Written problem — Pick out the lines containing "xlabel".

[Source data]
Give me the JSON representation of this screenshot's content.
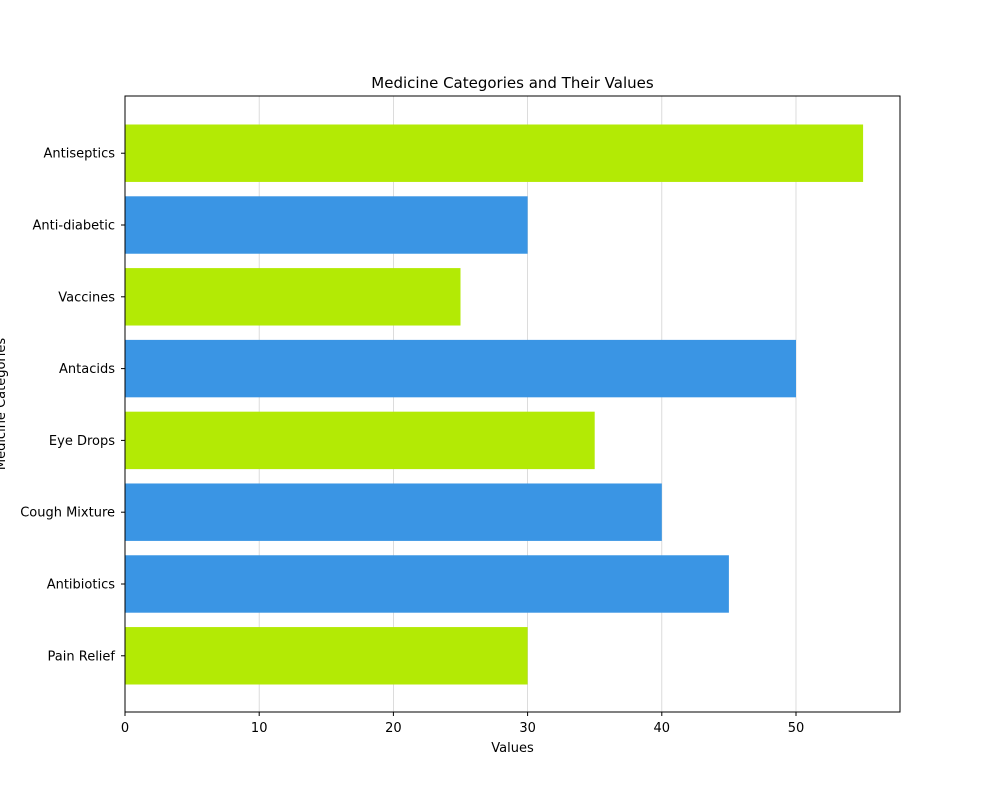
{
  "chart_data": {
    "type": "bar",
    "orientation": "horizontal",
    "title": "Medicine Categories and Their Values",
    "xlabel": "Values",
    "ylabel": "Medicine Categories",
    "categories": [
      "Pain Relief",
      "Antibiotics",
      "Cough Mixture",
      "Eye Drops",
      "Antacids",
      "Vaccines",
      "Anti-diabetic",
      "Antiseptics"
    ],
    "values": [
      30,
      45,
      40,
      35,
      50,
      25,
      30,
      55
    ],
    "bar_colors": [
      "#b3ea05",
      "#3a95e4",
      "#3a95e4",
      "#b3ea05",
      "#3a95e4",
      "#b3ea05",
      "#3a95e4",
      "#b3ea05"
    ],
    "xlim": [
      0,
      57.75
    ],
    "xticks": [
      0,
      10,
      20,
      30,
      40,
      50
    ],
    "grid": {
      "x": true,
      "y": false,
      "color": "#d3d3d3"
    },
    "legend": null
  }
}
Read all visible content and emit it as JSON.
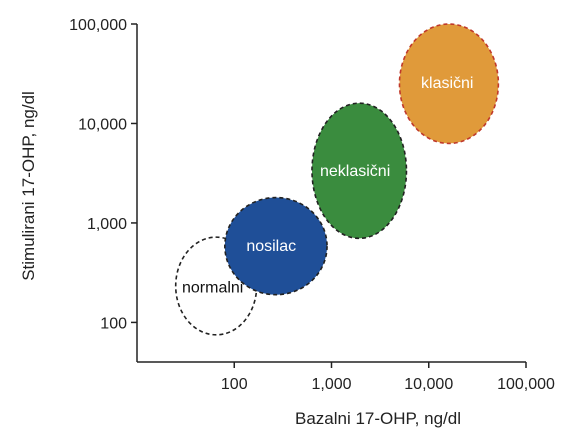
{
  "chart_data": {
    "type": "scatter",
    "title": "",
    "xlabel": "Bazalni 17-OHP, ng/dl",
    "ylabel": "Stimulirani 17-OHP, ng/dl",
    "xscale": "log",
    "yscale": "log",
    "xlim": [
      10,
      100000
    ],
    "ylim": [
      40,
      100000
    ],
    "grid": false,
    "xticks": [
      {
        "value": 100,
        "label": "100"
      },
      {
        "value": 1000,
        "label": "1,000"
      },
      {
        "value": 10000,
        "label": "10,000"
      },
      {
        "value": 100000,
        "label": "100,000"
      }
    ],
    "yticks": [
      {
        "value": 100,
        "label": "100"
      },
      {
        "value": 1000,
        "label": "1,000"
      },
      {
        "value": 10000,
        "label": "10,000"
      },
      {
        "value": 100000,
        "label": "100,000"
      }
    ],
    "regions": [
      {
        "label": "normalni",
        "x_center": 60,
        "y_center": 230,
        "x_range": [
          25,
          170
        ],
        "y_range": [
          75,
          720
        ],
        "fill": "none",
        "stroke": "#222222",
        "text_color": "#111111"
      },
      {
        "label": "nosilac",
        "x_center": 240,
        "y_center": 600,
        "x_range": [
          80,
          900
        ],
        "y_range": [
          190,
          1800
        ],
        "fill": "#1f4f98",
        "stroke": "#222222",
        "text_color": "#ffffff"
      },
      {
        "label": "neklasični",
        "x_center": 1750,
        "y_center": 3400,
        "x_range": [
          630,
          5900
        ],
        "y_range": [
          700,
          16000
        ],
        "fill": "#3a8c3e",
        "stroke": "#222222",
        "text_color": "#ffffff"
      },
      {
        "label": "klasični",
        "x_center": 15500,
        "y_center": 26000,
        "x_range": [
          5000,
          52000
        ],
        "y_range": [
          6300,
          100000
        ],
        "fill": "#e09a3a",
        "stroke": "#c0392b",
        "text_color": "#ffffff"
      }
    ]
  }
}
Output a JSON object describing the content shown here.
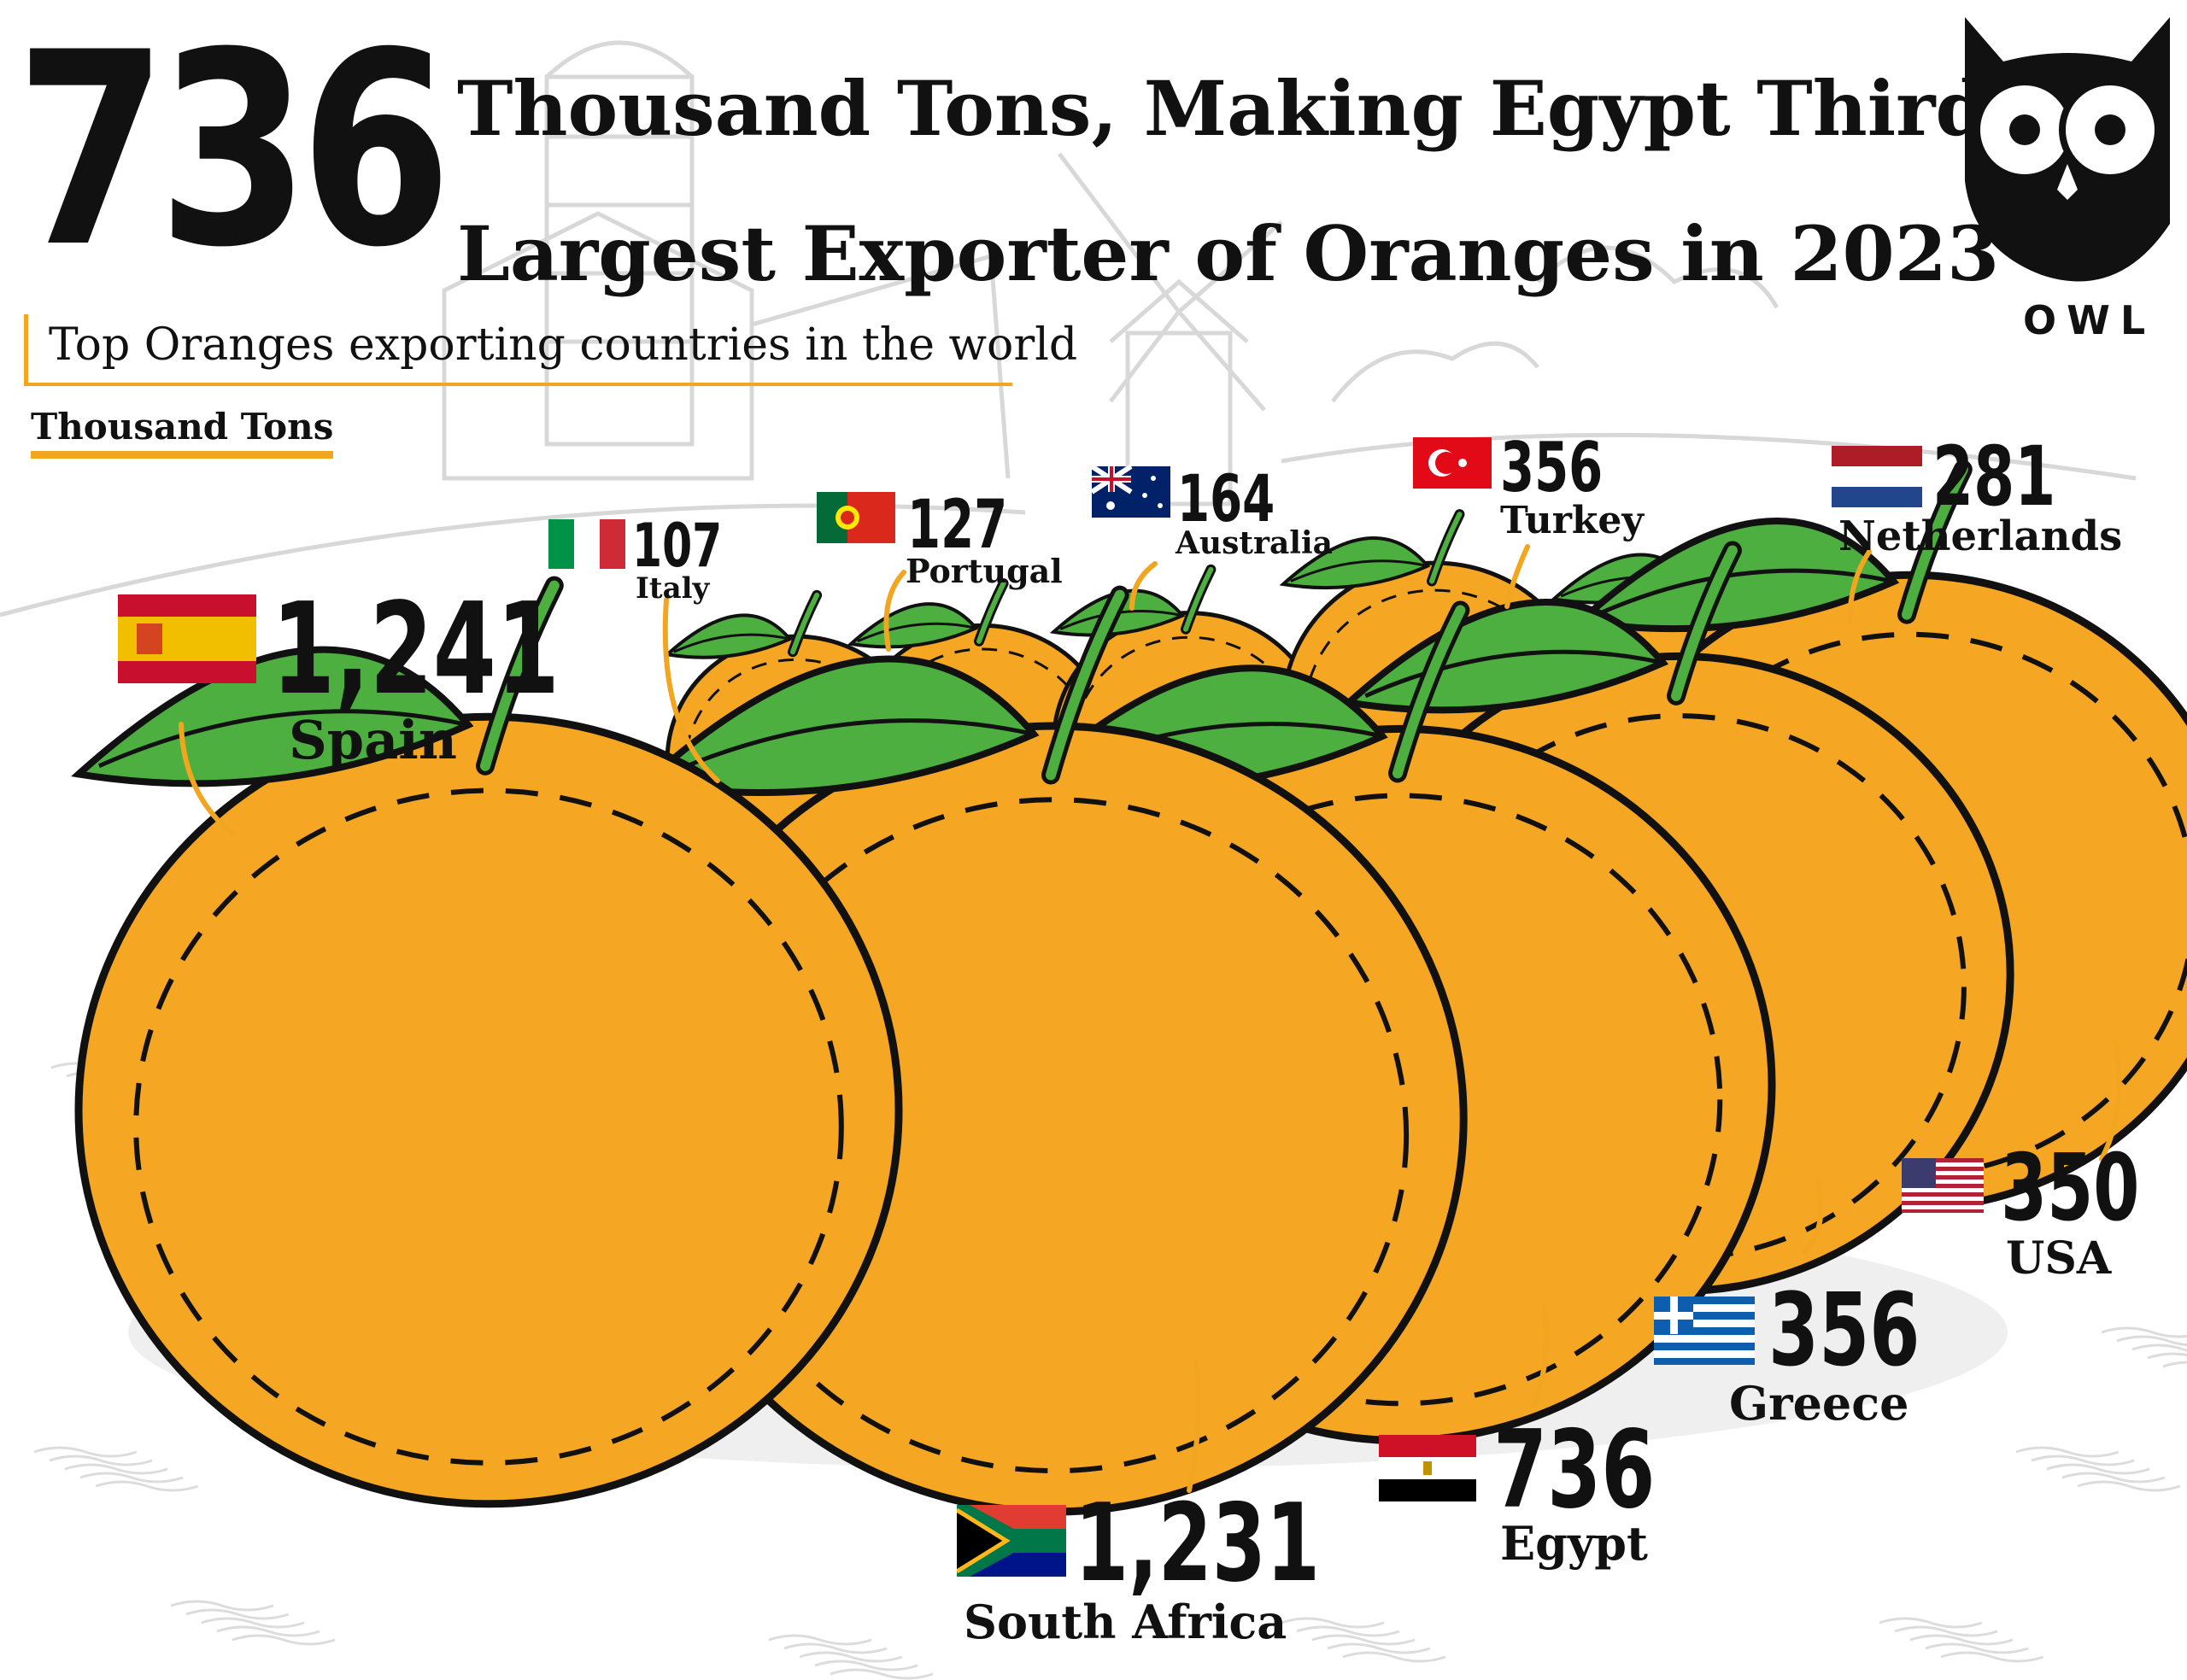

Response —
    "xlabel": "Values",
    "xlabel": "Bazalni 17-OHP, ng/dl",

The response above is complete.